**DATASET CONTENT**
%%

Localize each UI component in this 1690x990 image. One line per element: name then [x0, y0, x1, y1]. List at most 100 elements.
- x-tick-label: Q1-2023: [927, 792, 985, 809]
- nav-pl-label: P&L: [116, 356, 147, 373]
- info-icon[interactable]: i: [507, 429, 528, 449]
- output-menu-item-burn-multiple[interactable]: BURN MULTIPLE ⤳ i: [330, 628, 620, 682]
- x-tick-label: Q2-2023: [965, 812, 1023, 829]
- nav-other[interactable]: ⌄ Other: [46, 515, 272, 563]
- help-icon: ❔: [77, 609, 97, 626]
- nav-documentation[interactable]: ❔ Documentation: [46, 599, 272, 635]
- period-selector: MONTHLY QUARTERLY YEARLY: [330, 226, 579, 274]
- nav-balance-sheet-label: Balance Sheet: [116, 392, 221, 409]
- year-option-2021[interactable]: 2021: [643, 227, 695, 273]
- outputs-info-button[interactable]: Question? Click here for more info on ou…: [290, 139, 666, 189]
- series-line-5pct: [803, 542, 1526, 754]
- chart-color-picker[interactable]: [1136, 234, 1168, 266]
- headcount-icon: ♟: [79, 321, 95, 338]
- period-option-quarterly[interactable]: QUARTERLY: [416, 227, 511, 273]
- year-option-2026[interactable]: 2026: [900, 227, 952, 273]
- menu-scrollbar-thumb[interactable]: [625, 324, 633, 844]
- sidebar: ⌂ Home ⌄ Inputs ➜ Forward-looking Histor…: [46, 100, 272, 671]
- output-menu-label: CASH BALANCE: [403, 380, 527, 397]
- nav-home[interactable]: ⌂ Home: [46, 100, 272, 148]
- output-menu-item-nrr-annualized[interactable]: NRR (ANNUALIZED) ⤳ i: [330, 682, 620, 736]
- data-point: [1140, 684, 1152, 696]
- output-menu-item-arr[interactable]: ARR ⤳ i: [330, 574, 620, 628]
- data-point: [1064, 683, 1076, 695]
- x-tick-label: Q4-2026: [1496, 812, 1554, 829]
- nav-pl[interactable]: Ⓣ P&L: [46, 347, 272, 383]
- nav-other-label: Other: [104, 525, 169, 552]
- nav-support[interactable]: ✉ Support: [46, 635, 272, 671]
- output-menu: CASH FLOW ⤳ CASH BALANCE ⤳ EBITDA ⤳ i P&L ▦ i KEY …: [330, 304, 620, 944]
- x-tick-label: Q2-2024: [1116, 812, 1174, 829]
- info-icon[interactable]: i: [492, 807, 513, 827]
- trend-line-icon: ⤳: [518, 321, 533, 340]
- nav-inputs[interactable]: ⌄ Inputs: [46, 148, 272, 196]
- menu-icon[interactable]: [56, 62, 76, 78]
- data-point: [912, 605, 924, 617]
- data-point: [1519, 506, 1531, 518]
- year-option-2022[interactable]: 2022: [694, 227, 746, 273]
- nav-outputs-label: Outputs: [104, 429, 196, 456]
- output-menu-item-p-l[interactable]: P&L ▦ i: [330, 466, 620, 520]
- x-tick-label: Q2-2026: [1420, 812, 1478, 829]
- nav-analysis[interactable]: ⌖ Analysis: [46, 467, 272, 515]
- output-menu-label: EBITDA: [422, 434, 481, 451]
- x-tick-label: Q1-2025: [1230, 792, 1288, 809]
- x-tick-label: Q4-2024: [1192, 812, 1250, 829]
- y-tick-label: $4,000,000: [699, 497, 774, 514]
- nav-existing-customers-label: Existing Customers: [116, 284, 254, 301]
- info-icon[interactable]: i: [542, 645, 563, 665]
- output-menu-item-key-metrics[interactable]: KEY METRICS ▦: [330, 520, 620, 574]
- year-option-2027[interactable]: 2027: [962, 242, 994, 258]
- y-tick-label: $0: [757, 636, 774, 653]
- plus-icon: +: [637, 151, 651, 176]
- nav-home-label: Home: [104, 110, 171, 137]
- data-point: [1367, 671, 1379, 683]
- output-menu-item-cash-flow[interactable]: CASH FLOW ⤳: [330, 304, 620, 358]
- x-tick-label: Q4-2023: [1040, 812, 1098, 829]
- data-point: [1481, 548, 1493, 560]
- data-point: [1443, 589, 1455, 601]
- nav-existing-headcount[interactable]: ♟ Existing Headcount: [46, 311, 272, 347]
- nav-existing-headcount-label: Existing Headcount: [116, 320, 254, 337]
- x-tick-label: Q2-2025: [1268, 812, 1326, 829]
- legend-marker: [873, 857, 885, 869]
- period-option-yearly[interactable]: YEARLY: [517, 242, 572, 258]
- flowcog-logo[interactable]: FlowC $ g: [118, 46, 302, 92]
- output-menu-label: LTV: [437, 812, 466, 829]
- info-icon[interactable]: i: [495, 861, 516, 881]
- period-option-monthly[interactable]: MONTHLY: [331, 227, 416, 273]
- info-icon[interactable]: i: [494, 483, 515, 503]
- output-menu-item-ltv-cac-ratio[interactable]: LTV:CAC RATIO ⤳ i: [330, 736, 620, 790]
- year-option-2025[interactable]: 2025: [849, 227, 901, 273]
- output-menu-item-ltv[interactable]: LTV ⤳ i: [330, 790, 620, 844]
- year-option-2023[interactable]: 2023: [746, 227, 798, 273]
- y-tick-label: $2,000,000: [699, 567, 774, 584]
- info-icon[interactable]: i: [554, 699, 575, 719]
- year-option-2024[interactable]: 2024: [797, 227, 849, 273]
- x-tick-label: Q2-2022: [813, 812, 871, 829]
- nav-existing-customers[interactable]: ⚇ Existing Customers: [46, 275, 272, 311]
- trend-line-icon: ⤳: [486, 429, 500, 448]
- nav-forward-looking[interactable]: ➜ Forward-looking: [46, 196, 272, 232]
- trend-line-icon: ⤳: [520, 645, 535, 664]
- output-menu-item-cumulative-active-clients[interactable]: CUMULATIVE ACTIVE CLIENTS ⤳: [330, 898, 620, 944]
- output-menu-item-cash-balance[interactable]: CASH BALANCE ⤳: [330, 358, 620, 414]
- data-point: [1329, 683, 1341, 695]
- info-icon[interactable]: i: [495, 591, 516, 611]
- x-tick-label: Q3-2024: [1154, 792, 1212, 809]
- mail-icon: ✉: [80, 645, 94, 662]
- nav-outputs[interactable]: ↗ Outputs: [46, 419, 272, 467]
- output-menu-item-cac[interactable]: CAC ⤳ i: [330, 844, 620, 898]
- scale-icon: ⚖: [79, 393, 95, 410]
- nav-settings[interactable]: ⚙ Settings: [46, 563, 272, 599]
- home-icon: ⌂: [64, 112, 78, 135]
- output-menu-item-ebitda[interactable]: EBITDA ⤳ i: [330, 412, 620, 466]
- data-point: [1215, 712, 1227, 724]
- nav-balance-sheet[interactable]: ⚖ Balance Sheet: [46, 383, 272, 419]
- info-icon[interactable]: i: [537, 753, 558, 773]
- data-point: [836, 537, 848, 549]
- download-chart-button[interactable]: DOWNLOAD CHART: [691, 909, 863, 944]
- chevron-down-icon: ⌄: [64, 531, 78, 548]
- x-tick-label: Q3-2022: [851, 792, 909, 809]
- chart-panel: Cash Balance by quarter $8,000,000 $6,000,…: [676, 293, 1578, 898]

%%

**WORK INSTRUCTIONS**
Can you give all of the records above again, changing every "Balance Sheet" to "Financial Position" and leaving everything else as it is?

**EXPECTED OUTPUT**
Localize each UI component in this 1690x990 image. One line per element: name then [x0, y0, x1, y1]. List at most 100 elements.
- x-tick-label: Q1-2023: [927, 792, 985, 809]
- nav-pl-label: P&L: [116, 356, 147, 373]
- info-icon[interactable]: i: [507, 429, 528, 449]
- output-menu-item-burn-multiple[interactable]: BURN MULTIPLE ⤳ i: [330, 628, 620, 682]
- x-tick-label: Q2-2023: [965, 812, 1023, 829]
- nav-other[interactable]: ⌄ Other: [46, 515, 272, 563]
- help-icon: ❔: [77, 609, 97, 626]
- nav-documentation[interactable]: ❔ Documentation: [46, 599, 272, 635]
- period-selector: MONTHLY QUARTERLY YEARLY: [330, 226, 579, 274]
- nav-balance-sheet-label: Financial Position: [116, 392, 221, 409]
- year-option-2021[interactable]: 2021: [643, 227, 695, 273]
- outputs-info-button[interactable]: Question? Click here for more info on ou…: [290, 139, 666, 189]
- series-line-5pct: [803, 542, 1526, 754]
- chart-color-picker[interactable]: [1136, 234, 1168, 266]
- headcount-icon: ♟: [79, 321, 95, 338]
- period-option-quarterly[interactable]: QUARTERLY: [416, 227, 511, 273]
- year-option-2026[interactable]: 2026: [900, 227, 952, 273]
- menu-scrollbar-thumb[interactable]: [625, 324, 633, 844]
- sidebar: ⌂ Home ⌄ Inputs ➜ Forward-looking Histor…: [46, 100, 272, 671]
- output-menu-label: CASH BALANCE: [403, 380, 527, 397]
- nav-home[interactable]: ⌂ Home: [46, 100, 272, 148]
- output-menu-item-nrr-annualized[interactable]: NRR (ANNUALIZED) ⤳ i: [330, 682, 620, 736]
- data-point: [1140, 684, 1152, 696]
- output-menu-item-arr[interactable]: ARR ⤳ i: [330, 574, 620, 628]
- data-point: [1064, 683, 1076, 695]
- x-tick-label: Q4-2026: [1496, 812, 1554, 829]
- nav-pl[interactable]: Ⓣ P&L: [46, 347, 272, 383]
- nav-other-label: Other: [104, 525, 169, 552]
- nav-support[interactable]: ✉ Support: [46, 635, 272, 671]
- output-menu: CASH FLOW ⤳ CASH BALANCE ⤳ EBITDA ⤳ i P&L ▦ i KEY …: [330, 304, 620, 944]
- x-tick-label: Q2-2024: [1116, 812, 1174, 829]
- info-icon[interactable]: i: [492, 807, 513, 827]
- trend-line-icon: ⤳: [518, 321, 533, 340]
- nav-inputs[interactable]: ⌄ Inputs: [46, 148, 272, 196]
- menu-icon[interactable]: [56, 62, 76, 78]
- data-point: [912, 605, 924, 617]
- data-point: [1519, 506, 1531, 518]
- year-option-2022[interactable]: 2022: [694, 227, 746, 273]
- nav-outputs-label: Outputs: [104, 429, 196, 456]
- output-menu-item-p-l[interactable]: P&L ▦ i: [330, 466, 620, 520]
- x-tick-label: Q2-2026: [1420, 812, 1478, 829]
- nav-analysis[interactable]: ⌖ Analysis: [46, 467, 272, 515]
- output-menu-label: EBITDA: [422, 434, 481, 451]
- x-tick-label: Q1-2025: [1230, 792, 1288, 809]
- x-tick-label: Q4-2024: [1192, 812, 1250, 829]
- y-tick-label: $4,000,000: [699, 497, 774, 514]
- nav-existing-customers-label: Existing Customers: [116, 284, 254, 301]
- info-icon[interactable]: i: [542, 645, 563, 665]
- output-menu-item-key-metrics[interactable]: KEY METRICS ▦: [330, 520, 620, 574]
- year-option-2027[interactable]: 2027: [962, 242, 994, 258]
- y-tick-label: $0: [757, 636, 774, 653]
- plus-icon: +: [637, 151, 651, 176]
- nav-home-label: Home: [104, 110, 171, 137]
- data-point: [1367, 671, 1379, 683]
- output-menu-item-cash-flow[interactable]: CASH FLOW ⤳: [330, 304, 620, 358]
- x-tick-label: Q4-2023: [1040, 812, 1098, 829]
- data-point: [1481, 548, 1493, 560]
- data-point: [1443, 589, 1455, 601]
- nav-existing-headcount[interactable]: ♟ Existing Headcount: [46, 311, 272, 347]
- nav-existing-headcount-label: Existing Headcount: [116, 320, 254, 337]
- x-tick-label: Q2-2025: [1268, 812, 1326, 829]
- legend-marker: [873, 857, 885, 869]
- period-option-yearly[interactable]: YEARLY: [517, 242, 572, 258]
- flowcog-logo[interactable]: FlowC $ g: [118, 46, 302, 92]
- output-menu-label: LTV: [437, 812, 466, 829]
- info-icon[interactable]: i: [495, 861, 516, 881]
- period-option-monthly[interactable]: MONTHLY: [331, 227, 416, 273]
- info-icon[interactable]: i: [494, 483, 515, 503]
- output-menu-item-ltv-cac-ratio[interactable]: LTV:CAC RATIO ⤳ i: [330, 736, 620, 790]
- year-option-2025[interactable]: 2025: [849, 227, 901, 273]
- output-menu-item-ltv[interactable]: LTV ⤳ i: [330, 790, 620, 844]
- year-option-2023[interactable]: 2023: [746, 227, 798, 273]
- y-tick-label: $2,000,000: [699, 567, 774, 584]
- info-icon[interactable]: i: [554, 699, 575, 719]
- year-option-2024[interactable]: 2024: [797, 227, 849, 273]
- x-tick-label: Q2-2022: [813, 812, 871, 829]
- nav-existing-customers[interactable]: ⚇ Existing Customers: [46, 275, 272, 311]
- trend-line-icon: ⤳: [486, 429, 500, 448]
- nav-forward-looking[interactable]: ➜ Forward-looking: [46, 196, 272, 232]
- trend-line-icon: ⤳: [520, 645, 535, 664]
- output-menu-item-cumulative-active-clients[interactable]: CUMULATIVE ACTIVE CLIENTS ⤳: [330, 898, 620, 944]
- output-menu-item-cash-balance[interactable]: CASH BALANCE ⤳: [330, 358, 620, 414]
- data-point: [1329, 683, 1341, 695]
- info-icon[interactable]: i: [495, 591, 516, 611]
- x-tick-label: Q3-2024: [1154, 792, 1212, 809]
- mail-icon: ✉: [80, 645, 94, 662]
- nav-outputs[interactable]: ↗ Outputs: [46, 419, 272, 467]
- output-menu-item-cac[interactable]: CAC ⤳ i: [330, 844, 620, 898]
- scale-icon: ⚖: [79, 393, 95, 410]
- nav-settings[interactable]: ⚙ Settings: [46, 563, 272, 599]
- home-icon: ⌂: [64, 112, 78, 135]
- output-menu-item-ebitda[interactable]: EBITDA ⤳ i: [330, 412, 620, 466]
- data-point: [1215, 712, 1227, 724]
- nav-balance-sheet[interactable]: ⚖ Financial Position: [46, 383, 272, 419]
- info-icon[interactable]: i: [537, 753, 558, 773]
- data-point: [836, 537, 848, 549]
- download-chart-button[interactable]: DOWNLOAD CHART: [691, 909, 863, 944]
- chevron-down-icon: ⌄: [64, 531, 78, 548]
- x-tick-label: Q3-2022: [851, 792, 909, 809]
- chart-panel: Cash Balance by quarter $8,000,000 $6,000,…: [676, 293, 1578, 898]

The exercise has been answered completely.